== Raw data ==
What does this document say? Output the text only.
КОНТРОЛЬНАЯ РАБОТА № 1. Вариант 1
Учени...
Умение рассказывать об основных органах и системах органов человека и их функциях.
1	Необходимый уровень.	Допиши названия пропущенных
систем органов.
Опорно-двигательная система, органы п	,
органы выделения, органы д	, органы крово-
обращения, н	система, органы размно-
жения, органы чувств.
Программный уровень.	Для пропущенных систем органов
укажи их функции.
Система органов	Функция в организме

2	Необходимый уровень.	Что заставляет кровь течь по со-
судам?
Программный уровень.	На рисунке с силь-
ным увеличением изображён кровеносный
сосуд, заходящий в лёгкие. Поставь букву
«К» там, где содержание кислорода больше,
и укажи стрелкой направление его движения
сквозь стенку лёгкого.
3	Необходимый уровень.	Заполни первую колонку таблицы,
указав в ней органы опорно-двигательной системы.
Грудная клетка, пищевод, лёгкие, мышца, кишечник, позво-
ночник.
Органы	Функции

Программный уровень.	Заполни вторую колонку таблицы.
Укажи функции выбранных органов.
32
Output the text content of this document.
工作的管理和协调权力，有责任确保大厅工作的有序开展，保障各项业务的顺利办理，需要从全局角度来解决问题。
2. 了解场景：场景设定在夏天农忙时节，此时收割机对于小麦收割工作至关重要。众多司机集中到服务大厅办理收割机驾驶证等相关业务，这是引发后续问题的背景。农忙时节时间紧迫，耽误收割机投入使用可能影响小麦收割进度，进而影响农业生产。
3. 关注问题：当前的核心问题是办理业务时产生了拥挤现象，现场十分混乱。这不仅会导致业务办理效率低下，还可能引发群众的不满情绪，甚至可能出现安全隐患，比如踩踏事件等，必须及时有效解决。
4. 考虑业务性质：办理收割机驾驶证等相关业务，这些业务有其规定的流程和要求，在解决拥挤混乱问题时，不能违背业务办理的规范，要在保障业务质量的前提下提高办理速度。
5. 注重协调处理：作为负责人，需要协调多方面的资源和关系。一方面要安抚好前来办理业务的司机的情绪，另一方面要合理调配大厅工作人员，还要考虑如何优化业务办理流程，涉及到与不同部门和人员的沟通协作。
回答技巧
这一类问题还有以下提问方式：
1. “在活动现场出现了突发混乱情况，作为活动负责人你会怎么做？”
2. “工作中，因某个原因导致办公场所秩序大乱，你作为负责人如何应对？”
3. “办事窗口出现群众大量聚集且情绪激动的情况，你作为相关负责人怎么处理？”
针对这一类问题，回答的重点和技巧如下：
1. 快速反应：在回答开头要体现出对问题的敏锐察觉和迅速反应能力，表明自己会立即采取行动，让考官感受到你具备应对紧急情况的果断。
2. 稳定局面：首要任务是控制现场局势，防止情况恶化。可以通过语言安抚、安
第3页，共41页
===
■ Task directions
Quote the line that contains "Output the text content of this document." and each line after it through the end of the data, exactly, leaving out everything else.

■ Response to this exercise
Output the text content of this document.
工作的管理和协调权力，有责任确保大厅工作的有序开展，保障各项业务的顺利办理，需要从全局角度来解决问题。
2. 了解场景：场景设定在夏天农忙时节，此时收割机对于小麦收割工作至关重要。众多司机集中到服务大厅办理收割机驾驶证等相关业务，这是引发后续问题的背景。农忙时节时间紧迫，耽误收割机投入使用可能影响小麦收割进度，进而影响农业生产。
3. 关注问题：当前的核心问题是办理业务时产生了拥挤现象，现场十分混乱。这不仅会导致业务办理效率低下，还可能引发群众的不满情绪，甚至可能出现安全隐患，比如踩踏事件等，必须及时有效解决。
4. 考虑业务性质：办理收割机驾驶证等相关业务，这些业务有其规定的流程和要求，在解决拥挤混乱问题时，不能违背业务办理的规范，要在保障业务质量的前提下提高办理速度。
5. 注重协调处理：作为负责人，需要协调多方面的资源和关系。一方面要安抚好前来办理业务的司机的情绪，另一方面要合理调配大厅工作人员，还要考虑如何优化业务办理流程，涉及到与不同部门和人员的沟通协作。
回答技巧
这一类问题还有以下提问方式：
1. “在活动现场出现了突发混乱情况，作为活动负责人你会怎么做？”
2. “工作中，因某个原因导致办公场所秩序大乱，你作为负责人如何应对？”
3. “办事窗口出现群众大量聚集且情绪激动的情况，你作为相关负责人怎么处理？”
针对这一类问题，回答的重点和技巧如下：
1. 快速反应：在回答开头要体现出对问题的敏锐察觉和迅速反应能力，表明自己会立即采取行动，让考官感受到你具备应对紧急情况的果断。
2. 稳定局面：首要任务是控制现场局势，防止情况恶化。可以通过语言安抚、安
第3页，共41页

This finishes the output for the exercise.